### Directive
Look through the records below, and copy out every line that holds the string "Wales".

### Input rows
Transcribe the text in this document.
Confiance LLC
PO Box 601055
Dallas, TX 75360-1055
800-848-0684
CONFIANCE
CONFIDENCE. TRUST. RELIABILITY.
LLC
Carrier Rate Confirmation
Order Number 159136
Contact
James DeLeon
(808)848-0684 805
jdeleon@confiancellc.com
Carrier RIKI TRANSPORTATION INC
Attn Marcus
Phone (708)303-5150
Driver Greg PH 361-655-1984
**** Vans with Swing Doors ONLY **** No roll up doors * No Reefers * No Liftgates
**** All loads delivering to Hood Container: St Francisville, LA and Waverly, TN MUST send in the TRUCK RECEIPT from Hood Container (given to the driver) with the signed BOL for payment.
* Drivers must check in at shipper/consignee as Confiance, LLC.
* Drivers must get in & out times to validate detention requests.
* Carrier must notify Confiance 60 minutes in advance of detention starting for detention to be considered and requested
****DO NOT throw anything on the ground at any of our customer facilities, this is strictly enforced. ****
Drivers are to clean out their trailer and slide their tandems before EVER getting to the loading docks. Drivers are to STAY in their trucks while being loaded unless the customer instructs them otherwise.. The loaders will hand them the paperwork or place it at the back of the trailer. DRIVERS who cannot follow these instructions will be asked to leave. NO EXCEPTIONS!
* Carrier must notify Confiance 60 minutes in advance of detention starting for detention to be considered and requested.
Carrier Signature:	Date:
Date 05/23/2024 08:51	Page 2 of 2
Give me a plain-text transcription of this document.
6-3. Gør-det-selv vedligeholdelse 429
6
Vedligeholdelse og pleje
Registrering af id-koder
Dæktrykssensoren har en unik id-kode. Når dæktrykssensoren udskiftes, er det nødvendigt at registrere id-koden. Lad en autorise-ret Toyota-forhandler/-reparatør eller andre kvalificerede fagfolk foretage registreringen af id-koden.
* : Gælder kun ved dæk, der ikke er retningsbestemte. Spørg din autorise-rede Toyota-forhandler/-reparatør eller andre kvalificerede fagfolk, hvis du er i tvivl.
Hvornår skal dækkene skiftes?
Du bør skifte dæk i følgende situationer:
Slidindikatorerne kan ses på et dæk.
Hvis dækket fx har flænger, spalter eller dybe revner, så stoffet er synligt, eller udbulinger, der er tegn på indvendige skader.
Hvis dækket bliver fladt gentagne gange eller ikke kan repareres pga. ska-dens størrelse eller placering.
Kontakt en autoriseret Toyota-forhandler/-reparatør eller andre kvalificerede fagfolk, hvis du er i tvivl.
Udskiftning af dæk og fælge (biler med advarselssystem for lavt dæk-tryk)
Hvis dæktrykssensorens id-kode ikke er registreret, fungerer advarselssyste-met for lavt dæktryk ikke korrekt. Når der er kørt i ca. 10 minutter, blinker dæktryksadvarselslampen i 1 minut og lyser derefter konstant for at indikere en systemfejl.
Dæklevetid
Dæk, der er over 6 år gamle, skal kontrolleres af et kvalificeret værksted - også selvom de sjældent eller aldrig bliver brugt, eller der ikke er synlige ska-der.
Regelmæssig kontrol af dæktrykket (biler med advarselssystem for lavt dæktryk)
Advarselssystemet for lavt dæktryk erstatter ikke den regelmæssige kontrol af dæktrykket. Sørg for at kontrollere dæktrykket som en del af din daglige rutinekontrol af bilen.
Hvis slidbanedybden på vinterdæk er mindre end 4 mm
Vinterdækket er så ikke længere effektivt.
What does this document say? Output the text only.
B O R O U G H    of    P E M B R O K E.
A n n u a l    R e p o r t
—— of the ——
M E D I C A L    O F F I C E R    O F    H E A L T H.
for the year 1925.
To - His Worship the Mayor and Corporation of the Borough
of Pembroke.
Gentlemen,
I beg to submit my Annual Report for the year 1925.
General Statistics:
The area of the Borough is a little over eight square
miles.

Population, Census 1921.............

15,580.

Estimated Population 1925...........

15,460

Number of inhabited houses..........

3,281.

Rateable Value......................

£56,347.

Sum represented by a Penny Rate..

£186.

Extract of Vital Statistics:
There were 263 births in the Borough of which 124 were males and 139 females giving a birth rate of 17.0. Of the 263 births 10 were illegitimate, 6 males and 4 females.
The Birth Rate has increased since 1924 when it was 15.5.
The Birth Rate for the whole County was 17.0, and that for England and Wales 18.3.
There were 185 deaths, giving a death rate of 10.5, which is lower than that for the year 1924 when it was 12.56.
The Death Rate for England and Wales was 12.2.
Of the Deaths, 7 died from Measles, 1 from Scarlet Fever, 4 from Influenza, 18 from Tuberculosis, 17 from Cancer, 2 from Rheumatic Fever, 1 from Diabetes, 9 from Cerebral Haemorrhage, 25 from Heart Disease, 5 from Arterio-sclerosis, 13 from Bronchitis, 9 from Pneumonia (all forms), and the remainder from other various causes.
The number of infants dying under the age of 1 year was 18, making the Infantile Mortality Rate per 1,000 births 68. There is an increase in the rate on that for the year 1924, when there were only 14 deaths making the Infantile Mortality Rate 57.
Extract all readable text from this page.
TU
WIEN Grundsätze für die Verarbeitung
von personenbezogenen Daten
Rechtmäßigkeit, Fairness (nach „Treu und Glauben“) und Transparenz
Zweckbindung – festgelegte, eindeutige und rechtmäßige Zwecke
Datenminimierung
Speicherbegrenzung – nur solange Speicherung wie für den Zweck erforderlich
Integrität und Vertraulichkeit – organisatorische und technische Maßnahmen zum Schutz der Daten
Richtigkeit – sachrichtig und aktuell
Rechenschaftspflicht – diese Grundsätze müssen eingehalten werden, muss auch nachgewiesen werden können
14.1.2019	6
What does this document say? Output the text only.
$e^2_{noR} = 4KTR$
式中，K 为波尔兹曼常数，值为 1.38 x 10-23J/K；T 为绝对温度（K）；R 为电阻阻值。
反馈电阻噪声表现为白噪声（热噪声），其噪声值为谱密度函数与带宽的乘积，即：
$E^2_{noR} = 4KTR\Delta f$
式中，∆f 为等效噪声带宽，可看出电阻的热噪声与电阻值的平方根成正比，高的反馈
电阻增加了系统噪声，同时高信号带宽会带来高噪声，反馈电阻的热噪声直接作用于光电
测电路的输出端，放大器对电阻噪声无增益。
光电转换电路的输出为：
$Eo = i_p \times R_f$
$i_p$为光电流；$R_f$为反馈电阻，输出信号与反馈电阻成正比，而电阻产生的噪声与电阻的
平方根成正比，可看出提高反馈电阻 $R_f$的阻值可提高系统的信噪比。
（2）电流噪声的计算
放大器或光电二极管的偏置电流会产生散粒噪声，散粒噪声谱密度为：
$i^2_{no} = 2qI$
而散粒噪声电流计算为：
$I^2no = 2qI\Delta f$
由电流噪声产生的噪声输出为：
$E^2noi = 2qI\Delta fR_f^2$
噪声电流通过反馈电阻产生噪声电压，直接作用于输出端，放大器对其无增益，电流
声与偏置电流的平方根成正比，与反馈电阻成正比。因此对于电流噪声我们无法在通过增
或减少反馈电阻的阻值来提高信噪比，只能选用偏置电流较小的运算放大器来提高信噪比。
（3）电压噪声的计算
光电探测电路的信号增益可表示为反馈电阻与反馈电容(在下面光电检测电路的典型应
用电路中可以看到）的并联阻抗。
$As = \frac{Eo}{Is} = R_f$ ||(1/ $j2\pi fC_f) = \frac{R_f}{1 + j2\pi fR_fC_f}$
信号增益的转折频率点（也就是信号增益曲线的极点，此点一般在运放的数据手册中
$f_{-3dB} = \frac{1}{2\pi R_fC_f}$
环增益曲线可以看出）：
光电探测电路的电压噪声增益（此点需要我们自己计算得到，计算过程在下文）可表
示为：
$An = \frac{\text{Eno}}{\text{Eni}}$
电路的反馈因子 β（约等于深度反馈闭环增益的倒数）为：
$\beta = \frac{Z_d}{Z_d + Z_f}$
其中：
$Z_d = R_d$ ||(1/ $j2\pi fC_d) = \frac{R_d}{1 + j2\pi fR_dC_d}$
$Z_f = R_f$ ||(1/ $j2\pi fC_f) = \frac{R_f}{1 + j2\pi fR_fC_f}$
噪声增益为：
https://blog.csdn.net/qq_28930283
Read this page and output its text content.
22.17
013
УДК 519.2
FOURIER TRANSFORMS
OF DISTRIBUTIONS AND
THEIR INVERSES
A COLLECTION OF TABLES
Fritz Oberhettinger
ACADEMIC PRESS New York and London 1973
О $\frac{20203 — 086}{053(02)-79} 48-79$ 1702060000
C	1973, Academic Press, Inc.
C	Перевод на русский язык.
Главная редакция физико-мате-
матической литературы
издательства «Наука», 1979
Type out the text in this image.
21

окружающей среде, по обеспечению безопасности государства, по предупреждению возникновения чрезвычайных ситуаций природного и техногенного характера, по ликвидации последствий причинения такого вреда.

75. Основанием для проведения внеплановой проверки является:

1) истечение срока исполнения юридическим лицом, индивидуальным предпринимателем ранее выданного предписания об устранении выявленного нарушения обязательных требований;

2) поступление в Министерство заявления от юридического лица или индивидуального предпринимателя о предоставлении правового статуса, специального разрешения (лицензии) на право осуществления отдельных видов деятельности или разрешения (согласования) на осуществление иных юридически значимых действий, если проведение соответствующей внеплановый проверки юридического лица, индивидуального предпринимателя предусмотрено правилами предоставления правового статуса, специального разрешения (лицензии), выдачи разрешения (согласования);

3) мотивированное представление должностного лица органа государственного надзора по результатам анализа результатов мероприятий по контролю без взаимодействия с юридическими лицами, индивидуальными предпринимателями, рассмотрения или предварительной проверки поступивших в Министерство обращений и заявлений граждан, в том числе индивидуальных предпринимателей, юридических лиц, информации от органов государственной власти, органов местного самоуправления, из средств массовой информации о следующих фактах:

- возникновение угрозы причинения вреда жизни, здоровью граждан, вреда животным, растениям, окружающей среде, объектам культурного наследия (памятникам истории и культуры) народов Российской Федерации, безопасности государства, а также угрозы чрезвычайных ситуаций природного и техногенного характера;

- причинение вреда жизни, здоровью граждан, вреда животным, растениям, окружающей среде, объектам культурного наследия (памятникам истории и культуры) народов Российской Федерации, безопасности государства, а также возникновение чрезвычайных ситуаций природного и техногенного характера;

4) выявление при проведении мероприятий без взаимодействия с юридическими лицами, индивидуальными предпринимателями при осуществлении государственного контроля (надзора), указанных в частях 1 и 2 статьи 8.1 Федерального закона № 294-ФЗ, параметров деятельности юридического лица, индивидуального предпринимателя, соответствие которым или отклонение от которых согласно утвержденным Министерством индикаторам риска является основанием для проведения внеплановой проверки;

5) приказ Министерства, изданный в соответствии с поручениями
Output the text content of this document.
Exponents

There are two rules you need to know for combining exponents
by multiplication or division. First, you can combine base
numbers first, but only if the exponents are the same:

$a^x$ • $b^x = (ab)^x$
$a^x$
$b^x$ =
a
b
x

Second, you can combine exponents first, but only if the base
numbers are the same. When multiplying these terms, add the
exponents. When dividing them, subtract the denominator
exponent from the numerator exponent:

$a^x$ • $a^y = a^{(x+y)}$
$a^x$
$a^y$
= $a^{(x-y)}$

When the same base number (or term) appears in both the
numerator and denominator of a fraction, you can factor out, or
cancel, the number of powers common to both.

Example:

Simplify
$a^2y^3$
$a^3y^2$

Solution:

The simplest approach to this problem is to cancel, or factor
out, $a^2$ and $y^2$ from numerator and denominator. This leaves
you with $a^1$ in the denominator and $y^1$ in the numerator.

### Task answer
The Birth Rate for the whole County was 17.0, and that for England and Wales 18.3.
The Death Rate for England and Wales was 12.2.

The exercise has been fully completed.